▸ WHAT YOU ARE ASKED TO DO:
List all the lines in these records that hold "seed".

▸ DATASET RECORDS:
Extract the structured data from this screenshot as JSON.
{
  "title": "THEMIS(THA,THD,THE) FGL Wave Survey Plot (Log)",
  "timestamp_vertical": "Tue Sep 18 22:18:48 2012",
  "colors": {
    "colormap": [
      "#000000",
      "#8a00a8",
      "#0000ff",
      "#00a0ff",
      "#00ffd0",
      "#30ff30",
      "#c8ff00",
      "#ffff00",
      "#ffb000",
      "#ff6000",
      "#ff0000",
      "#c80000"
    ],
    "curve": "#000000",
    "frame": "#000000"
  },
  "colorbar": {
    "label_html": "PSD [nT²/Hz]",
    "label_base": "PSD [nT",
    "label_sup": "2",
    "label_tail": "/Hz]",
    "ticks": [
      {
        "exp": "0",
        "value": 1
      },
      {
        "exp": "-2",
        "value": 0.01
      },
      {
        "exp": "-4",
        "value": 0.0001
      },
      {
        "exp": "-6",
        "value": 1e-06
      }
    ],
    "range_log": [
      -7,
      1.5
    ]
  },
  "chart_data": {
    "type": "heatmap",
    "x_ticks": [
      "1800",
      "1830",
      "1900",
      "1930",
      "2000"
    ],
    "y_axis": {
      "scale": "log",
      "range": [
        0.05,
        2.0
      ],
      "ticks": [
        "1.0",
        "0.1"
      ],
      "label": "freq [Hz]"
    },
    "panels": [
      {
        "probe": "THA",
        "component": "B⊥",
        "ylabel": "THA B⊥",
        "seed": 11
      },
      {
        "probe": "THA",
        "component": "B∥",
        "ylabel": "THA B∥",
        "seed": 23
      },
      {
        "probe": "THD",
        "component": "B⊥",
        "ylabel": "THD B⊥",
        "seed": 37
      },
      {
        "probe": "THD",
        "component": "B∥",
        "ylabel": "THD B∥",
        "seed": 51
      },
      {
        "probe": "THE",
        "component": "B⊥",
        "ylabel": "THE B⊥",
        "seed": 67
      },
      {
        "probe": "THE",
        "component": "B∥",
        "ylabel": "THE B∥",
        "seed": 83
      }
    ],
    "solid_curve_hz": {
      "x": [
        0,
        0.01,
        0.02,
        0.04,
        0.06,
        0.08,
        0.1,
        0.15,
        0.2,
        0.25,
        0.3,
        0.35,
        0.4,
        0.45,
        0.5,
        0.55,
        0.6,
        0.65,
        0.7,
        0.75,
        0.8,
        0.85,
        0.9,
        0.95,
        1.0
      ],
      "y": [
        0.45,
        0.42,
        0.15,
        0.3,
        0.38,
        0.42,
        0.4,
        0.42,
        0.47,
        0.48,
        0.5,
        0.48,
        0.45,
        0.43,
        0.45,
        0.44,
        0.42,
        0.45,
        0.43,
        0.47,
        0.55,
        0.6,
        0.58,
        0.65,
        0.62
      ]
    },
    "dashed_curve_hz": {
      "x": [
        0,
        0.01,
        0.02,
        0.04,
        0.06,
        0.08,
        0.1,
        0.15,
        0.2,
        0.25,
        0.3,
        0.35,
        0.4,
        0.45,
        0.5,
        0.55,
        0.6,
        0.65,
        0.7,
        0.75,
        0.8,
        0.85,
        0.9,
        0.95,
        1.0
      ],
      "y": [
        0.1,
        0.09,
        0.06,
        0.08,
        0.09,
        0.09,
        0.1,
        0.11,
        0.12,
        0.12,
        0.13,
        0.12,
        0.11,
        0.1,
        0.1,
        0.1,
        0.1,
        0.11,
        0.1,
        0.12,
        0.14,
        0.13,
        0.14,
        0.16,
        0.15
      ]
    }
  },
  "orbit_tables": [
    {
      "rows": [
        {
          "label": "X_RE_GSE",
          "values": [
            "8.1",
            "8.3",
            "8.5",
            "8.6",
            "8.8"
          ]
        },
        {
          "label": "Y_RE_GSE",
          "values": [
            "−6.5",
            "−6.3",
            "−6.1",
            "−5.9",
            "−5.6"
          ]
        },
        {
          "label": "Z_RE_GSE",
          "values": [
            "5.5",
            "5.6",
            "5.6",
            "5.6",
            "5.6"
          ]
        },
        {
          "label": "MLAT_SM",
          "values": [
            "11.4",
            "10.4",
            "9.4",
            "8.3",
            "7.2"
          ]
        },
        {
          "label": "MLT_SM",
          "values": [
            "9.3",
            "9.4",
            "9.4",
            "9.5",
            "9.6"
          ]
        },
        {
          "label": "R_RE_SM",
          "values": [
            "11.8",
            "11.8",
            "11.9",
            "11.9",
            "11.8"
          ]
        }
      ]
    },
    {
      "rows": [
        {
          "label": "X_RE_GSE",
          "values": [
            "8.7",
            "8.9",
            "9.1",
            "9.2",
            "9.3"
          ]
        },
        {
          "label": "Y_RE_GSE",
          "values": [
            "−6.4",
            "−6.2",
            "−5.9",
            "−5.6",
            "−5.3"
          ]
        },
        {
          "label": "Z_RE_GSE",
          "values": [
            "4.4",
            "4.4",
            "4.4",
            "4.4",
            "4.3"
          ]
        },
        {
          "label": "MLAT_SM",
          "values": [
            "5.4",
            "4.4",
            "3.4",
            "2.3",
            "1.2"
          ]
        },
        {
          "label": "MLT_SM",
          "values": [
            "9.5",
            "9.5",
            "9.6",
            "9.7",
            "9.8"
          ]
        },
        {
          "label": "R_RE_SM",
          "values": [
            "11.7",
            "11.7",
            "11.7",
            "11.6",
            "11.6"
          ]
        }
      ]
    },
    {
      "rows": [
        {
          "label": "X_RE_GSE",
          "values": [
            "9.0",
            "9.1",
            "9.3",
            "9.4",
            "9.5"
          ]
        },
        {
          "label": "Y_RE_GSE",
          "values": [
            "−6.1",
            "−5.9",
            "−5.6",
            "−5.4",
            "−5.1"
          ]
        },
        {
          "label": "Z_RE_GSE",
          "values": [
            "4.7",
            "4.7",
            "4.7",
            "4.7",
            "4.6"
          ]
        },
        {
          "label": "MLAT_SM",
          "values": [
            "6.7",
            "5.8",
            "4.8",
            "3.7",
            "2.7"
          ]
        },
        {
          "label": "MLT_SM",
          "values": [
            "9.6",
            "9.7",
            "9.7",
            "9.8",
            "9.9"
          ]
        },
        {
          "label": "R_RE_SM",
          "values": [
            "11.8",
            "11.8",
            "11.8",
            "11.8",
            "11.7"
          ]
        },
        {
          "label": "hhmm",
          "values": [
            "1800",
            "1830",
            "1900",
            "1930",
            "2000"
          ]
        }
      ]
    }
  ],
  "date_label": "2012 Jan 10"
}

▸ RESULT OF THE TASK:
        "seed": 11
        "seed": 23
        "seed": 37
        "seed": 51
        "seed": 67
        "seed": 83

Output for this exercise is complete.